▸ What the exercise asks
Quote, verbatim, all material below, without pictures.

▸ Stored data
┌──
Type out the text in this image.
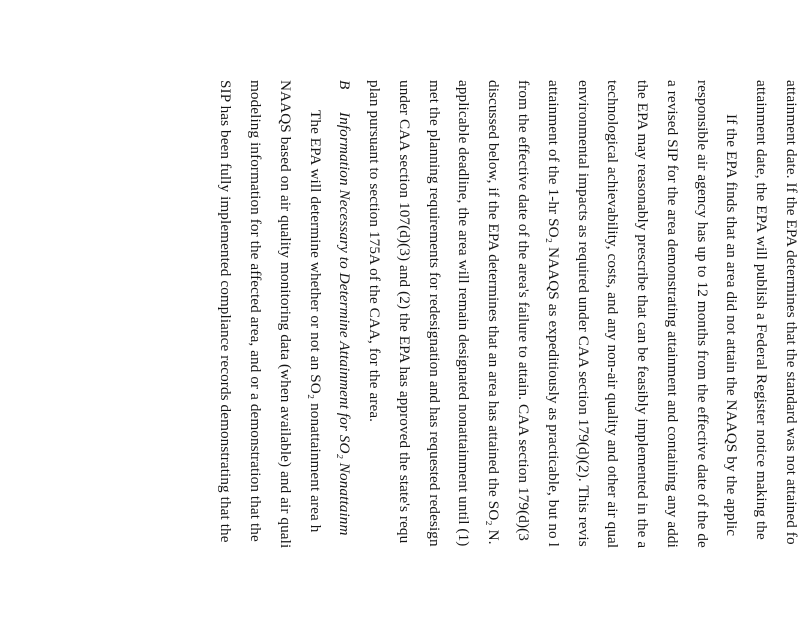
attainment date. If the EPA determines that the standard was not attained fo
attainment date, the EPA will publish a Federal Register notice making the
If the EPA finds that an area did not attain the NAAQS by the applic
responsible air agency has up to 12 months from the effective date of the de
a revised SIP for the area demonstrating attainment and containing any addi
the EPA may reasonably prescribe that can be feasibly implemented in the a
technological achievability, costs, and any non-air quality and other air qual
environmental impacts as required under CAA section 179(d)(2). This revis
attainment of the 1-hr SO₂ NAAQS as expeditiously as practicable, but no l
from the effective date of the area's failure to attain. CAA section 179(d)(3
discussed below, if the EPA determines that an area has attained the SO₂ N.
applicable deadline, the area will remain designated nonattainment until (1)
met the planning requirements for redesignation and has requested redesign
under CAA section 107(d)(3) and (2) the EPA has approved the state's requ
plan pursuant to section 175A of the CAA, for the area.
BInformation Necessary to Determine Attainment for SO₂ Nonattainm
The EPA will determine whether or not an SO₂ nonattainment area h
NAAQS based on air quality monitoring data (when available) and air quali
modeling information for the affected area, and or a demonstration that the
SIP has been fully implemented compliance records demonstrating that the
└──
▸ Reply to the exercise
Type out the text in this image.
attainment date. If the EPA determines that the standard was not attained fo
attainment date, the EPA will publish a Federal Register notice making the
If the EPA finds that an area did not attain the NAAQS by the applic
responsible air agency has up to 12 months from the effective date of the de
a revised SIP for the area demonstrating attainment and containing any addi
the EPA may reasonably prescribe that can be feasibly implemented in the a
technological achievability, costs, and any non-air quality and other air qual
environmental impacts as required under CAA section 179(d)(2). This revis
attainment of the 1-hr SO₂ NAAQS as expeditiously as practicable, but no l
from the effective date of the area's failure to attain. CAA section 179(d)(3
discussed below, if the EPA determines that an area has attained the SO₂ N.
applicable deadline, the area will remain designated nonattainment until (1)
met the planning requirements for redesignation and has requested redesign
under CAA section 107(d)(3) and (2) the EPA has approved the state's requ
plan pursuant to section 175A of the CAA, for the area.
BInformation Necessary to Determine Attainment for SO₂ Nonattainm
The EPA will determine whether or not an SO₂ nonattainment area h
NAAQS based on air quality monitoring data (when available) and air quali
modeling information for the affected area, and or a demonstration that the
SIP has been fully implemented compliance records demonstrating that the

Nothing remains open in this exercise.